- [Do this]
Go over the entries below line by line, copying each one that contains the word "Callahan".

◇ ◇ ◇ ◇ ◇

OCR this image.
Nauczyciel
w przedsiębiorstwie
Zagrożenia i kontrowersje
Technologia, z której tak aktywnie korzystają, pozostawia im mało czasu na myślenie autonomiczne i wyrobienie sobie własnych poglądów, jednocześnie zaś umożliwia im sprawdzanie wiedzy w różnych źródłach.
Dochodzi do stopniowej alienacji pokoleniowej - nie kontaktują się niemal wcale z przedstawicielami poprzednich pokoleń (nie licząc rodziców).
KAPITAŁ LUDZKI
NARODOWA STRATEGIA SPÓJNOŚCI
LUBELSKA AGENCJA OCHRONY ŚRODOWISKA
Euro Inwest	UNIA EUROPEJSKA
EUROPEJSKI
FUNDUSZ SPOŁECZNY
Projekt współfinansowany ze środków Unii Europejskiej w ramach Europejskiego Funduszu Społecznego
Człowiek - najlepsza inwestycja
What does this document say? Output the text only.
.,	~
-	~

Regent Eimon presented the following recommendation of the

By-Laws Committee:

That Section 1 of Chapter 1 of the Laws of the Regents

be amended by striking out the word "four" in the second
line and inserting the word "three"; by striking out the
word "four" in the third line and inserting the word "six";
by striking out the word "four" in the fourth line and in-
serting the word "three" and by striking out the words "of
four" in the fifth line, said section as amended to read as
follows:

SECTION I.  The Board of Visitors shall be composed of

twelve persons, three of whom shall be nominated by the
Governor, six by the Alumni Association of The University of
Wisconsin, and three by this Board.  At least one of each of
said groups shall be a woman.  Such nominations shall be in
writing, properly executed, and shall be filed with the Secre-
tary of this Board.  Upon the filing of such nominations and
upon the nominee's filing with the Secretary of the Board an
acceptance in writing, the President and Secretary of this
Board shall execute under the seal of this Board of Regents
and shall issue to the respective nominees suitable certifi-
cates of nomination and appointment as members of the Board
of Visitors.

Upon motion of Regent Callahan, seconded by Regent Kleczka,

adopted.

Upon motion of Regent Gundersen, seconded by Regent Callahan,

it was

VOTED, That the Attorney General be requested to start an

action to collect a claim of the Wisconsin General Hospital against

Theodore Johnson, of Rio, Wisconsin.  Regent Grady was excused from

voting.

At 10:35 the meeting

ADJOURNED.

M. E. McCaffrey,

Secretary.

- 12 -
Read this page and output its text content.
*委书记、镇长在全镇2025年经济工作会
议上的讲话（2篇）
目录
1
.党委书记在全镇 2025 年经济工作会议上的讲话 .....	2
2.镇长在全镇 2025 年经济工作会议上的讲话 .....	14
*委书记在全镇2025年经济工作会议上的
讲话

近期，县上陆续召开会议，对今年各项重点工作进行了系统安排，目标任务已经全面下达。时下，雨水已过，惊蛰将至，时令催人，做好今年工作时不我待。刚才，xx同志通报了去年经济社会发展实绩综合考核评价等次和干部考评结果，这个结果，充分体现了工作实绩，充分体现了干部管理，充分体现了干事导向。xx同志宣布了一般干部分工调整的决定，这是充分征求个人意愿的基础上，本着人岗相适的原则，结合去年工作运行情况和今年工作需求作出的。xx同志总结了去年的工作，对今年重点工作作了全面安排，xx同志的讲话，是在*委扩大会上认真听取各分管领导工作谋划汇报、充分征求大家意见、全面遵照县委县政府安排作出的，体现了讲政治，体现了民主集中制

◇ ◇ ◇ ◇ ◇

- [Exercise answer]
Upon motion of Regent Callahan, seconded by Regent Kleczka,
Upon motion of Regent Gundersen, seconded by Regent Callahan,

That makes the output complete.